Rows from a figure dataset

## BEGIN

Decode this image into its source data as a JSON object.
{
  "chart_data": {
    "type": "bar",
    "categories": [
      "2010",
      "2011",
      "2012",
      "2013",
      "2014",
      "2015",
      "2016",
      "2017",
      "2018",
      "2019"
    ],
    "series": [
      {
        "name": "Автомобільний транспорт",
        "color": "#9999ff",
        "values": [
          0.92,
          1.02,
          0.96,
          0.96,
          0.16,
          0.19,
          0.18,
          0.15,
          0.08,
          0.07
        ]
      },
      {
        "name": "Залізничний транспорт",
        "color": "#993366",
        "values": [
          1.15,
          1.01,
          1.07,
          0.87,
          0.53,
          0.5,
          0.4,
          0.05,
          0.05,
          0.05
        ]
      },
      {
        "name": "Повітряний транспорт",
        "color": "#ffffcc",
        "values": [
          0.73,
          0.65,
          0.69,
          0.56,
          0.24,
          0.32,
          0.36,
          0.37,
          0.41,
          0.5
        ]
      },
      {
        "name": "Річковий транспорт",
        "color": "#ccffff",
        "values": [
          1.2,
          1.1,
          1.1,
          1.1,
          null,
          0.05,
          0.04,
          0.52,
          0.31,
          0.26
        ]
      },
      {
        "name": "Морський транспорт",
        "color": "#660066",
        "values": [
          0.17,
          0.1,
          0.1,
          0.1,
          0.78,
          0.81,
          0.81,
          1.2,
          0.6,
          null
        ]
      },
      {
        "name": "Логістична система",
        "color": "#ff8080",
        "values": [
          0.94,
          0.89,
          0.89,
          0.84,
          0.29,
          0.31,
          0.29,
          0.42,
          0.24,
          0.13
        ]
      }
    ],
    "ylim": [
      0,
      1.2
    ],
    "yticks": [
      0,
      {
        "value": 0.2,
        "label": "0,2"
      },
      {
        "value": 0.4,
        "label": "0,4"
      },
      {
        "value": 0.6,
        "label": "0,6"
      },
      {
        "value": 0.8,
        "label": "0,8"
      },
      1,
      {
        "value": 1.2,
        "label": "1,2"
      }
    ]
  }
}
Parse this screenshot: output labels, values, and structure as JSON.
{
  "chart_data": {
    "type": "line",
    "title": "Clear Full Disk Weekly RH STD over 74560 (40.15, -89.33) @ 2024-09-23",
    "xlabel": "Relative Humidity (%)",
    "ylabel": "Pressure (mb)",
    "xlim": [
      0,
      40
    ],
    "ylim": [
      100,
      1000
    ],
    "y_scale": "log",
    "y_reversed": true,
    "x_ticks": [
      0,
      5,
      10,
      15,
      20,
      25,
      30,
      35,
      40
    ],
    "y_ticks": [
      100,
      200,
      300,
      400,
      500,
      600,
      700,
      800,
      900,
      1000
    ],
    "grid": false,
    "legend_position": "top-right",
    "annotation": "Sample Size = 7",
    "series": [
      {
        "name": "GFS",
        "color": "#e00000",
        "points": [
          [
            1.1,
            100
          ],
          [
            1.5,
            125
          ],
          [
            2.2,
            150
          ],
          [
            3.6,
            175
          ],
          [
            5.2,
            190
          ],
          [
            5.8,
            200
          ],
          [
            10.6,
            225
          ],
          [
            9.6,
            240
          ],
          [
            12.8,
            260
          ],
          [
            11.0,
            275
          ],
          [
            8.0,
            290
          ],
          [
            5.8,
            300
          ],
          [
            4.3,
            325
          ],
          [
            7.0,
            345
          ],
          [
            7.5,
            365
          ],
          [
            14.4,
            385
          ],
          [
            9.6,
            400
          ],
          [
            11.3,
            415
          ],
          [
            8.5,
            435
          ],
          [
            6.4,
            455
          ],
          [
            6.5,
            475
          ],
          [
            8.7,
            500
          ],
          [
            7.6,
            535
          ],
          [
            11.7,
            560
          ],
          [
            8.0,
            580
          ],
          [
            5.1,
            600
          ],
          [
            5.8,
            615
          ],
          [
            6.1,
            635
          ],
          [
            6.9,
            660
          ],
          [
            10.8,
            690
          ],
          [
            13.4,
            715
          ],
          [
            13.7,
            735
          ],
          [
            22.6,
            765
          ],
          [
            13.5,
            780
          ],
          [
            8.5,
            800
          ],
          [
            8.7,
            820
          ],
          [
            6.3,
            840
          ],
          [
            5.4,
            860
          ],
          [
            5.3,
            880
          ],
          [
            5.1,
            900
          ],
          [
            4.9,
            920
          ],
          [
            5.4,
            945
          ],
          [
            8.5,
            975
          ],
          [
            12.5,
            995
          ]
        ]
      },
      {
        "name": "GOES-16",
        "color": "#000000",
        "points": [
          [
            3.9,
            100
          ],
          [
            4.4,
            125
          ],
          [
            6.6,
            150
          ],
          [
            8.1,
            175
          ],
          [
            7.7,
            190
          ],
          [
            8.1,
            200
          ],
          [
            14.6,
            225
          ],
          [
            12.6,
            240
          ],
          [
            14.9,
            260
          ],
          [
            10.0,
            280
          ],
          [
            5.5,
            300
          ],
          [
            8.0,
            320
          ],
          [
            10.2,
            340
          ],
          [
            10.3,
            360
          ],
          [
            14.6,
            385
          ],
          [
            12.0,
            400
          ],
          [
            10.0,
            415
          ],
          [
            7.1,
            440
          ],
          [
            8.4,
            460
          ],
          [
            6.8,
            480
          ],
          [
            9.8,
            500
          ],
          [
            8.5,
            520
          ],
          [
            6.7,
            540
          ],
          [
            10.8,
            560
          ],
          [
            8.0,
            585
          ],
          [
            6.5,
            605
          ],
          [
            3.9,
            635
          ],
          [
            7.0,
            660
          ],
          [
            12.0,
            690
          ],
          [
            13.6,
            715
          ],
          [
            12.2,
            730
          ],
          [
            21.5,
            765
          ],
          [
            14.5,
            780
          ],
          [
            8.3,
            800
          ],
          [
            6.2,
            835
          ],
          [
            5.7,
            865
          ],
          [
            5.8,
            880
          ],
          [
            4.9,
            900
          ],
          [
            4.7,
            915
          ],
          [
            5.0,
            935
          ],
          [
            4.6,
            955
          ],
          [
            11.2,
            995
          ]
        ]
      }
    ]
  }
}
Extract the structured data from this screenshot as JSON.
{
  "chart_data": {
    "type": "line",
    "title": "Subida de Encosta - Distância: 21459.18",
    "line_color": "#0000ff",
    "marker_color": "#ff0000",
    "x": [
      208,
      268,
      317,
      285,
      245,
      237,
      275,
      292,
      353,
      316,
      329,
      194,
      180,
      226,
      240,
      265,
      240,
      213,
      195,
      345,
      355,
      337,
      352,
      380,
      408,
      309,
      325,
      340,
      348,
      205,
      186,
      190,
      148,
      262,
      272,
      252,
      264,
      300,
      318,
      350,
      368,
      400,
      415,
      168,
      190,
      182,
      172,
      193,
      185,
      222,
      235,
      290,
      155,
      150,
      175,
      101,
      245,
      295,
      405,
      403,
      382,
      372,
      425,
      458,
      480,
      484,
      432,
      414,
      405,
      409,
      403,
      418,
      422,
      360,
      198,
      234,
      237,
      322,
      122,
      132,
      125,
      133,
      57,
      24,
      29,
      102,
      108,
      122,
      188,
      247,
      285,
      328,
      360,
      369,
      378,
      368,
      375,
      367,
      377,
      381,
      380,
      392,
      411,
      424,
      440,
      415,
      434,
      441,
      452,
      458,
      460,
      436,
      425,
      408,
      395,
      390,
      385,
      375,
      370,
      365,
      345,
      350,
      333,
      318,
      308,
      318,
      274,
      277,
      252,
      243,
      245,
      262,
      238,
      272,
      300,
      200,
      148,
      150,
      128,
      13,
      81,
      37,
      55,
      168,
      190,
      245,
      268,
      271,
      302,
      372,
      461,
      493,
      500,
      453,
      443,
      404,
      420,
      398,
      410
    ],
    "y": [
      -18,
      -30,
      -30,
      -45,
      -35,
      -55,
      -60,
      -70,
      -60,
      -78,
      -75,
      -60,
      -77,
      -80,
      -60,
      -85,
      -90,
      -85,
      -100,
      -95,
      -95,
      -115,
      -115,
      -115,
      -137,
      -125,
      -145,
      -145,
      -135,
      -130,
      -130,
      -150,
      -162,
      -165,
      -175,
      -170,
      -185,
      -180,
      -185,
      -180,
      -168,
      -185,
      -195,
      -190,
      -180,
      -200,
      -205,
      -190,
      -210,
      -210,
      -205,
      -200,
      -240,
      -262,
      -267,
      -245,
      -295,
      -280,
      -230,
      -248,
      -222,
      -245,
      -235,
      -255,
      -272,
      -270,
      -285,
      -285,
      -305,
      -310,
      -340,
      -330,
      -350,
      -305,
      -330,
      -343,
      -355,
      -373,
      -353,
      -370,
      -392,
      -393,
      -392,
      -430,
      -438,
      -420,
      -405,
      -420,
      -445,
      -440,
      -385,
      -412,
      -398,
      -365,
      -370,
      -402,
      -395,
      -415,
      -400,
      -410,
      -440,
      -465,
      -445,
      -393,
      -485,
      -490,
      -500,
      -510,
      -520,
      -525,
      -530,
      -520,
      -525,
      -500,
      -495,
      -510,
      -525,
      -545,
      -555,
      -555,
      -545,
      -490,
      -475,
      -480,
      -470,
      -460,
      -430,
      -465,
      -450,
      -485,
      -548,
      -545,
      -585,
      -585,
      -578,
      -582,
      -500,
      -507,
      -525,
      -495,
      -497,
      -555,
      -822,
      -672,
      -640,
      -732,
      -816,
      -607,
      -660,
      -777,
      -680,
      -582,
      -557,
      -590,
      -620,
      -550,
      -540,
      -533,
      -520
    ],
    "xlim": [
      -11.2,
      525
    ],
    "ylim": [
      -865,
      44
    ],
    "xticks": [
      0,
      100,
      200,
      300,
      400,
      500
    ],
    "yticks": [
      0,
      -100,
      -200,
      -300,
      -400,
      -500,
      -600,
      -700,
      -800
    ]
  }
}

## END

### WHAT THE TASK ASKS
Give the number of lines containing the word "name". No other answer is needed.

### SOLUTION FOR THIS EXERCISE
8